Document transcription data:

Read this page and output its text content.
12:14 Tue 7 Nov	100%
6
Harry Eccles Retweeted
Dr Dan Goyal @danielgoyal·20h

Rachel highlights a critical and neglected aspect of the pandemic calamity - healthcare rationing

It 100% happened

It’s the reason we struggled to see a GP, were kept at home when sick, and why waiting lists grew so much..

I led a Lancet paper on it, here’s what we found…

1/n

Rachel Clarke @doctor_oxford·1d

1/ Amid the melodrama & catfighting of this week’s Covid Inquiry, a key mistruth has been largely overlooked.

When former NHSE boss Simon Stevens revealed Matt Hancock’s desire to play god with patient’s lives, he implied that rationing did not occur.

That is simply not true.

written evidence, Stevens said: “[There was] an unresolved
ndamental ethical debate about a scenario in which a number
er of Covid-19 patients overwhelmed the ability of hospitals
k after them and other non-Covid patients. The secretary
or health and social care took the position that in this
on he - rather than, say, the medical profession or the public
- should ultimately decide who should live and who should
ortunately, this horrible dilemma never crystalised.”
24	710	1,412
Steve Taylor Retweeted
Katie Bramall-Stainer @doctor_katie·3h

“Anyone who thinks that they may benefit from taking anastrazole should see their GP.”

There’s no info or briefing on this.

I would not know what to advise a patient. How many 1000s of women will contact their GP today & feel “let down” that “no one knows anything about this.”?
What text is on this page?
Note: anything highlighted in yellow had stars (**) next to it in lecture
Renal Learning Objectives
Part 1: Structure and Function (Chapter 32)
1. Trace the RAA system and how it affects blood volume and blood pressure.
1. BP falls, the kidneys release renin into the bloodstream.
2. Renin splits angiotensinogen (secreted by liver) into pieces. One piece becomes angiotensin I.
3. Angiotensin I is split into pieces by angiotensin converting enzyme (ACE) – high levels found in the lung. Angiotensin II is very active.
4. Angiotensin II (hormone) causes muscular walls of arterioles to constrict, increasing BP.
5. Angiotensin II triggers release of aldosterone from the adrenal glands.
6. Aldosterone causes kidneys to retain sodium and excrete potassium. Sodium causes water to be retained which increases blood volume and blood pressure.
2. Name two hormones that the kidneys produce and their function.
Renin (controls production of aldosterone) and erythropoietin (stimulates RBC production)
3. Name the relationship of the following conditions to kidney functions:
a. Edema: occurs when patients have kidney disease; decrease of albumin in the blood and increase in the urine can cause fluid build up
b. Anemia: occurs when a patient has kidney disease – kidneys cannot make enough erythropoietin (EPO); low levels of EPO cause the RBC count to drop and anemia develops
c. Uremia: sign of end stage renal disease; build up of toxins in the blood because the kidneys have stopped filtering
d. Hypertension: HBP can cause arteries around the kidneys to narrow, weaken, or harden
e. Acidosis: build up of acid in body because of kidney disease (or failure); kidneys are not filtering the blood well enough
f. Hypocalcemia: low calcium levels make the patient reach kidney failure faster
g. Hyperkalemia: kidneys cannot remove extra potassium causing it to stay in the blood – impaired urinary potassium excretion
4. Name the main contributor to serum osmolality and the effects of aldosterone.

Your task: Reproduce each line from the data that has "patients" in it.

Output of the task:
er of Covid-19 patients overwhelmed the ability of hospitals
k after them and other non-Covid patients. The secretary
a. Edema: occurs when patients have kidney disease; decrease of albumin in the blood and increase in the urine can cause fluid build up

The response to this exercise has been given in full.